**Tarea 1**
Pasa al inglés esta oración del texto sobre el bicentenario de Napoleón: «En la misma línea de prudencia didáctica, no faltarán durante el año en curso, con permiso de la pandemia, las exposiciones de rigor dirigidas al gran público.»
**Tarea 2**
Sigue escribiendo el texto sobre el bicentenario de Napoleón a partir de su última oración.

Con ello, ha pretendido alejar la figura de Napoleón tanto del panegírico como de la damnatio memoriae, situándola en sus justas proporciones históricas.
En la misma línea de prudencia didáctica, no faltarán durante el año en curso, con permiso de la pandemia, las exposiciones de rigor dirigidas al gran público.
La más atractiva, albergada en el Museo del Ejército parisino, estará dedicada a explicar las circunstancias de la muerte de Napoleón en la isla de Santa Elena. Se centrará en la difusión de la noticia Urbi et Orbi, gracias a las incipientes tecnologías de la información de la época y a los esfuerzos de los gobiernos británico y francés. El interés de estos era evitar que el deceso del héroe en el exilio fuera explotado por los nostálgicos del Imperio, deseosos de minar la monarquía restaurada en la persona de Luis XVIII y de alterar el orden geopolítico impuesto en Europa por el Congreso de Viena de 1815.
Finalmente, para acompañar los eventos más notables del bicentenario ya reseñados, en las vitrinas de las librerías han aparecido desde principios de año nuevos ensayos destinados a iluminar aspectos parciales o poco conocidos, si acaso quedara alguno, de la epopeya napoleónica.
Entre los más recomendables, todavía no traducidos al español, cabe destacar dos.

**Datos reunidos**
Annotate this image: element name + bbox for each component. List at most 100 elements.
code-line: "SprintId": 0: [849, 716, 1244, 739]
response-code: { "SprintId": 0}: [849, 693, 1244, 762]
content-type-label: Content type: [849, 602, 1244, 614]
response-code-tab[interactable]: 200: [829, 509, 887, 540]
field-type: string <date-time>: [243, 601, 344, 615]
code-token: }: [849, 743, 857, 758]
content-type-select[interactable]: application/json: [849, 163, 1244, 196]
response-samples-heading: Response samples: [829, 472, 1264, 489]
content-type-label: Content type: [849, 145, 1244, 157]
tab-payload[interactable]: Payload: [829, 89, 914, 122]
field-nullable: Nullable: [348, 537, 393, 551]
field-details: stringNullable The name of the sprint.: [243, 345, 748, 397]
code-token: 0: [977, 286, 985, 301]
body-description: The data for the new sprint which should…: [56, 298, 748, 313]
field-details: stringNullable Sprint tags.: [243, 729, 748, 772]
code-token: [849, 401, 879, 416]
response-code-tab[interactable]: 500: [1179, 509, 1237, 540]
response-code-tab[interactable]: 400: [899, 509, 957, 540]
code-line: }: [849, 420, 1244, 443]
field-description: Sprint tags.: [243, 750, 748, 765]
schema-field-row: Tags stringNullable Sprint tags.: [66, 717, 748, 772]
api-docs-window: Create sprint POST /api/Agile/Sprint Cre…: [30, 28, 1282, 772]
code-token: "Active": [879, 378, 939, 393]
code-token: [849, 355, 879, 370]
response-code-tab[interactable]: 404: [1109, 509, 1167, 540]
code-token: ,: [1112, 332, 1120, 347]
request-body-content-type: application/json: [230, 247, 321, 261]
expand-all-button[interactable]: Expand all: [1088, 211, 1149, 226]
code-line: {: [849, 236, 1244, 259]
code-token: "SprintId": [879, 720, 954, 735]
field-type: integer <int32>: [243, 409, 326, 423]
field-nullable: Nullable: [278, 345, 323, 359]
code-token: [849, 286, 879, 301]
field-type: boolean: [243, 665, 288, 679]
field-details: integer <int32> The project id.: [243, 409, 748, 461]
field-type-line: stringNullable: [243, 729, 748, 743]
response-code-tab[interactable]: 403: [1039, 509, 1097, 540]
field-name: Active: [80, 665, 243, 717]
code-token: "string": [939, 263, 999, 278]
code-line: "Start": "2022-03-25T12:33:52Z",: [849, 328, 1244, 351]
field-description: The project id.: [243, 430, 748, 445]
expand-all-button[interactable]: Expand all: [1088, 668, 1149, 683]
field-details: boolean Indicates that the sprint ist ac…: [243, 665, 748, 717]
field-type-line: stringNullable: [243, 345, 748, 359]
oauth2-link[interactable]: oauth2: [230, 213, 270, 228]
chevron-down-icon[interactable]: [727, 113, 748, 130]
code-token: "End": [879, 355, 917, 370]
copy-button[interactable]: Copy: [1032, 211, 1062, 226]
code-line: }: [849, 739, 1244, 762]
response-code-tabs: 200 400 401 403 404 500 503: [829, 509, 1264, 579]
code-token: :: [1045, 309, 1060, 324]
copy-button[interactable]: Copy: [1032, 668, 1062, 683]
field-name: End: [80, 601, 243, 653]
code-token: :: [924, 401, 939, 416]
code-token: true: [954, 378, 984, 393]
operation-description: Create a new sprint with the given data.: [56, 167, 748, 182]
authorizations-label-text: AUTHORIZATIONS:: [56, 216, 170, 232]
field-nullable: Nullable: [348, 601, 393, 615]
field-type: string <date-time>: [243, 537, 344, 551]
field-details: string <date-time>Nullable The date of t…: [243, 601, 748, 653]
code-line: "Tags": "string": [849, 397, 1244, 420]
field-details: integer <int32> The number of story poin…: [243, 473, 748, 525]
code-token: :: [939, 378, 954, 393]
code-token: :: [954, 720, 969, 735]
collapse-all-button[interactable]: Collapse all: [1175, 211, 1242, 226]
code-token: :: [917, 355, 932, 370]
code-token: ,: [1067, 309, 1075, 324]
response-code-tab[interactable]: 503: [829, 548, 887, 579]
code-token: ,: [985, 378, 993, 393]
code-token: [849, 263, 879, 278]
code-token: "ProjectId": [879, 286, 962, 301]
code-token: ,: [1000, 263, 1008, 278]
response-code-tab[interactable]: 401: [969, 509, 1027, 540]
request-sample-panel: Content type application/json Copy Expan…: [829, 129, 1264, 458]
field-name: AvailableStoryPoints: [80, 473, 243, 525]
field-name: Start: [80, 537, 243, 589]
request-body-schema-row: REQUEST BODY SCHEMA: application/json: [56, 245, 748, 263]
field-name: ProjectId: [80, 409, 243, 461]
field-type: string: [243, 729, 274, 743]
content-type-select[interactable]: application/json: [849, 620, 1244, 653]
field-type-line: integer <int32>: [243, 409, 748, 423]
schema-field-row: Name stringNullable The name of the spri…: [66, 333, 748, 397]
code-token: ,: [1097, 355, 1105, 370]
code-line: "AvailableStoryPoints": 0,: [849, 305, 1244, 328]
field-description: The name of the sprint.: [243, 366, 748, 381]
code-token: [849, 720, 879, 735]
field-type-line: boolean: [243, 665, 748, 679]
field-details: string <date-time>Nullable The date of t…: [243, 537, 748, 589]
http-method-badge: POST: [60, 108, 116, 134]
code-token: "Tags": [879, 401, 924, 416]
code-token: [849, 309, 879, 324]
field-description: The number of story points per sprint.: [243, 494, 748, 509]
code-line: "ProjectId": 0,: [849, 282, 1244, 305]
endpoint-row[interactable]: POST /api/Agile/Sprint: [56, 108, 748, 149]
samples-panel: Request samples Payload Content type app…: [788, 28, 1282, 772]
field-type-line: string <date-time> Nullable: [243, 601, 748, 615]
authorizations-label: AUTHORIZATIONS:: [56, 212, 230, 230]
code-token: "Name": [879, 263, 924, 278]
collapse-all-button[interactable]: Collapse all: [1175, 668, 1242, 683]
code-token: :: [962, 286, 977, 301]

**Tu respuesta 1**
Along the same lines of educational caution, this year, pandemic permitting, there will be no shortage of the customary exhibitions aimed at the general public.

**Tu respuesta 2**
El primero, obra de Alexander Mikaberidze, un historiador georgiano afincado en Estados Unidos, se titula Las guerras napoleónicas. Una historia global, y es un loable intento por narrar el impacto de la expansión imperial francesa bajo Napoleón más allá de las fronteras europeas y de la conocida campaña de Egipto. En sus páginas nos encontramos, por ejemplo, con las repercusiones de la entente franco-rusa de Tilsit sobre las fronteras orientales del Imperio Otomano, el Cáucaso y Persia; con las reverberaciones del bloqueo continental impuesto a Gran Bretaña en las lejanas costas del Golfo Pérsico y en el océano Índico o con el dramático efecto, más conocido entre nosotros, de la invasión de España sobre las emancipaciones de América Latina.
El segundo libro, Napoleón, el último romano, más breve, pero igualmente enjundioso, es obra de Jacques-Olivier Boudon y trata sobre la obsesión del emperador por los grandes héroes de la Antigüedad Clásica, desde Alejando Magno a Julio César o Augusto, a quienes pretendió emular tanto en sus obras como en la imagen que legaron a la posteridad.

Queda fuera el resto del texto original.